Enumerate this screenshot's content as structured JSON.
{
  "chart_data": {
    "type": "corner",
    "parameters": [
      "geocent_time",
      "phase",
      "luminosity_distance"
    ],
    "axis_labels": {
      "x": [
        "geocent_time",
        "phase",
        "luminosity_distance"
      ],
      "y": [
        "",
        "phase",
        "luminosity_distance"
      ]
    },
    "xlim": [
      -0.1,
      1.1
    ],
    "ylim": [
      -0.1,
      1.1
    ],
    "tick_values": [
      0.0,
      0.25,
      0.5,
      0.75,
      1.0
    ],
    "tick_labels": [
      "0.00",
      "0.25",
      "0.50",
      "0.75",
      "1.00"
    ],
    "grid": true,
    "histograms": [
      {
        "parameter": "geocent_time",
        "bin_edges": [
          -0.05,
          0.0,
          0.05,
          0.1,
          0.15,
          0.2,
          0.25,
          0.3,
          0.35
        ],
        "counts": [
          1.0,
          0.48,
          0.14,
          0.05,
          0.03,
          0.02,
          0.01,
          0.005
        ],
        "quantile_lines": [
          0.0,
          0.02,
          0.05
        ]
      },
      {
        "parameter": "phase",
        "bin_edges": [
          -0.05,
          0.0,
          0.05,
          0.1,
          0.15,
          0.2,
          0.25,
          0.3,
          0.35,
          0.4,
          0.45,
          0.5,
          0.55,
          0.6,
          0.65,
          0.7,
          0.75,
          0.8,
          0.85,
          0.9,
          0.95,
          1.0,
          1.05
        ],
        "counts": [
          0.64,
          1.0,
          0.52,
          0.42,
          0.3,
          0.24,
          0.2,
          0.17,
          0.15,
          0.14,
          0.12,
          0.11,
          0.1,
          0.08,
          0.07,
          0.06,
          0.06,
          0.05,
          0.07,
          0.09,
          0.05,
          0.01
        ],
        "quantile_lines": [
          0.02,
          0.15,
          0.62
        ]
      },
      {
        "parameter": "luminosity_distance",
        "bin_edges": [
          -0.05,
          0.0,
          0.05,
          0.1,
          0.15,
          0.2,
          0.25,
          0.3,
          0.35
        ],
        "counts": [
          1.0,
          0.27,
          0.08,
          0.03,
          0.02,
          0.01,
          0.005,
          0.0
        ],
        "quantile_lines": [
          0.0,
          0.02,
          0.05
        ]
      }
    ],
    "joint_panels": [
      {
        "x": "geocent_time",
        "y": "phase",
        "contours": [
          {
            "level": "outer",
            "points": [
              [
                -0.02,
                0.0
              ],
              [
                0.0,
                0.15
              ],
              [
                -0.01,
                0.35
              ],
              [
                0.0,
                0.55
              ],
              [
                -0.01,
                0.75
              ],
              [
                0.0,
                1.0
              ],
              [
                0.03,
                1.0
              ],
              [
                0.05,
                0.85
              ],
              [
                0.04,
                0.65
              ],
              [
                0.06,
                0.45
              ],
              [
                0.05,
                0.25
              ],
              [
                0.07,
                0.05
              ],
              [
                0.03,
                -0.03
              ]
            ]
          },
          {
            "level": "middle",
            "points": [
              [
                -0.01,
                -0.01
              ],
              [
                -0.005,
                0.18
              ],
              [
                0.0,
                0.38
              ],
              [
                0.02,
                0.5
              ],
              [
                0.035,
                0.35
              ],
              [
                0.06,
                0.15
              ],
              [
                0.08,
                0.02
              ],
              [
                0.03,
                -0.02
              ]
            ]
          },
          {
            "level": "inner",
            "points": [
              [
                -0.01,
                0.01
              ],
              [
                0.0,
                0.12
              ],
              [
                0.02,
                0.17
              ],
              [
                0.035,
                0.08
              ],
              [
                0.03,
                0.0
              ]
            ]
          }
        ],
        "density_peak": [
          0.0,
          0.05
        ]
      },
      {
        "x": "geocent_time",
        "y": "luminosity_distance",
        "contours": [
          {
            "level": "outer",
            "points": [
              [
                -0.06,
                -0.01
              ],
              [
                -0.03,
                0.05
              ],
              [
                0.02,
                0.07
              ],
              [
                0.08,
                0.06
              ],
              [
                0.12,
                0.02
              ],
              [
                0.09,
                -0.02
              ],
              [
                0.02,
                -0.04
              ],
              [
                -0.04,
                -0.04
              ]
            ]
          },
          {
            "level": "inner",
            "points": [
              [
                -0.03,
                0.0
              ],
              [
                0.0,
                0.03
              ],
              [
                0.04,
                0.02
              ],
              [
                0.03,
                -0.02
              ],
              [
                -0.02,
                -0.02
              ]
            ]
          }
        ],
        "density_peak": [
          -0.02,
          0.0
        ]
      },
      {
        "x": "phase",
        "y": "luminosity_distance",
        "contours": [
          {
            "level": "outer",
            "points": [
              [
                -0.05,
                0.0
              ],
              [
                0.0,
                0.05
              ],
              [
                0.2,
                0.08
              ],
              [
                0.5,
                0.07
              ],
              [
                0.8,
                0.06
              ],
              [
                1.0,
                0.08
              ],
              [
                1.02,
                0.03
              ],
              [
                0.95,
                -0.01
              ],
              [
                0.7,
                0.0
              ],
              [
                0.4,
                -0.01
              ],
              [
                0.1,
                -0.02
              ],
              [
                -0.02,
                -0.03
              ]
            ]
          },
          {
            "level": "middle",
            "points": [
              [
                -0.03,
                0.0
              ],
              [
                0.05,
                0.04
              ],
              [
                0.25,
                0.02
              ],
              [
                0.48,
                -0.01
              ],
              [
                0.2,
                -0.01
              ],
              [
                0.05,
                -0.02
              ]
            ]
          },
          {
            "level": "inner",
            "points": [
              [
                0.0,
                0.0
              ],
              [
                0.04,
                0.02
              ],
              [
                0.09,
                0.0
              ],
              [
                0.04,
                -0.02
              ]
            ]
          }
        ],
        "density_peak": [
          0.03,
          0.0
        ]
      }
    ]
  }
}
+++++
Problem ▸ Find the lines above that include the string "phase" and copy them.

Answer to the problem ▸
      "phase",
        "phase",
        "phase",
        "parameter": "phase",
        "y": "phase",
        "x": "phase",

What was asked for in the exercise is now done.